# Your instructions:
Find and copy every line in the records that includes the string "pursuant".
* Start *
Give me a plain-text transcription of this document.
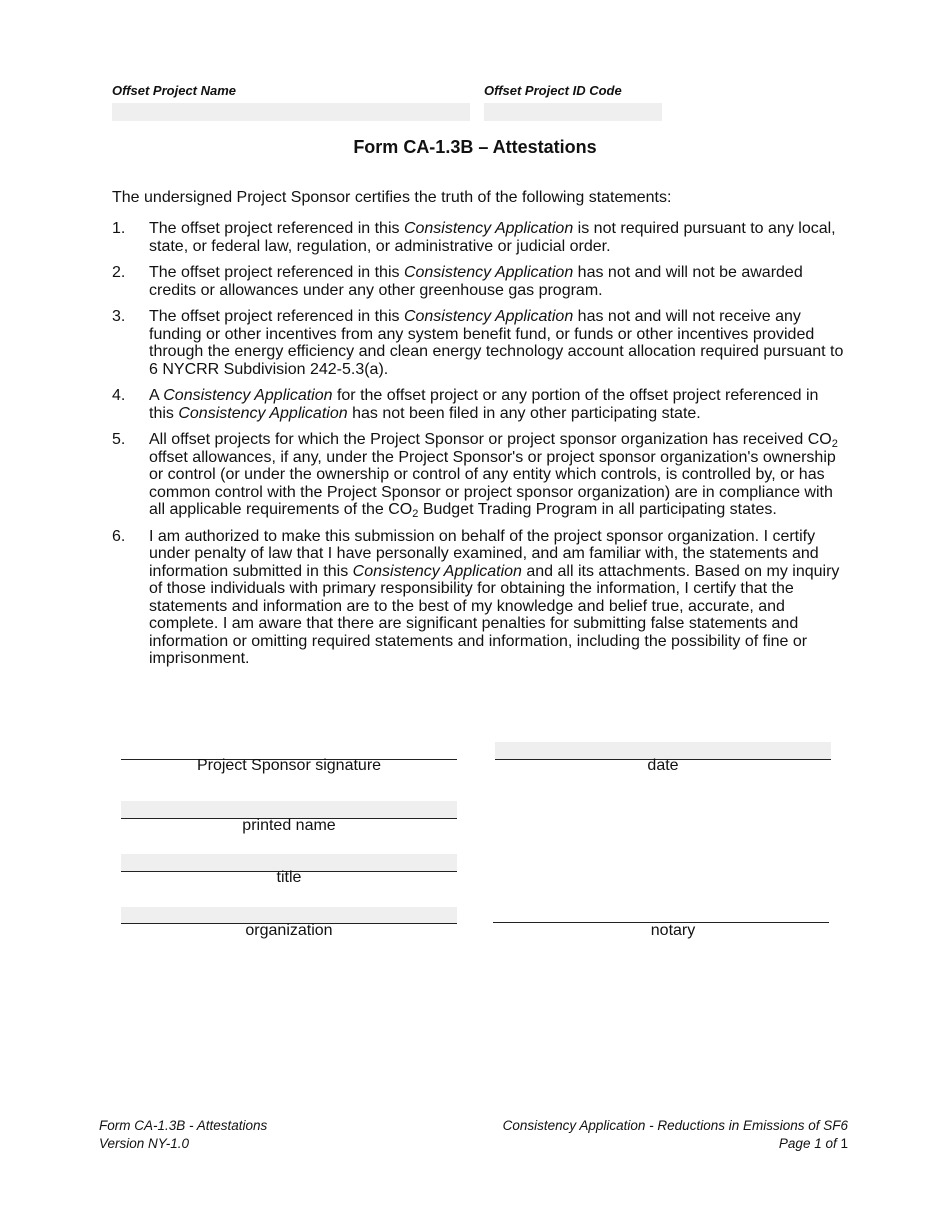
Offset Project Name	Offset Project ID Code
Form CA-1.3B – Attestations
The undersigned Project Sponsor certifies the truth of the following statements:
1. The offset project referenced in this Consistency Application is not required pursuant to any local, state, or federal law, regulation, or administrative or judicial order.
2. The offset project referenced in this Consistency Application has not and will not be awarded credits or allowances under any other greenhouse gas program.
3. The offset project referenced in this Consistency Application has not and will not receive any funding or other incentives from any system benefit fund, or funds or other incentives provided through the energy efficiency and clean energy technology account allocation required pursuant to 6 NYCRR Subdivision 242-5.3(a).
4. A Consistency Application for the offset project or any portion of the offset project referenced in this Consistency Application has not been filed in any other participating state.
5. All offset projects for which the Project Sponsor or project sponsor organization has received $CO_2$ offset allowances, if any, under the Project Sponsor's or project sponsor organization's ownership or control (or under the ownership or control of any entity which controls, is controlled by, or has common control with the Project Sponsor or project sponsor organization) are in compliance with all applicable requirements of the $CO_2$ Budget Trading Program in all participating states.
6. I am authorized to make this submission on behalf of the project sponsor organization. I certify under penalty of law that I have personally examined, and am familiar with, the statements and information submitted in this Consistency Application and all its attachments. Based on my inquiry of those individuals with primary responsibility for obtaining the information, I certify that the statements and information are to the best of my knowledge and belief true, accurate, and complete. I am aware that there are significant penalties for submitting false statements and information or omitting required statements and information, including the possibility of fine or imprisonment.
Project Sponsor signature
printed name
title
organization
date
notary
Form CA-1.3B - Attestations
Version NY-1.0
Consistency Application - Reductions in Emissions of SF6
Page 1 of 1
* End *
# The answer:
1. The offset project referenced in this Consistency Application is not required pursuant to any local, state, or federal law, regulation, or administrative or judicial order.
3. The offset project referenced in this Consistency Application has not and will not receive any funding or other incentives from any system benefit fund, or funds or other incentives provided through the energy efficiency and clean energy technology account allocation required pursuant to 6 NYCRR Subdivision 242-5.3(a).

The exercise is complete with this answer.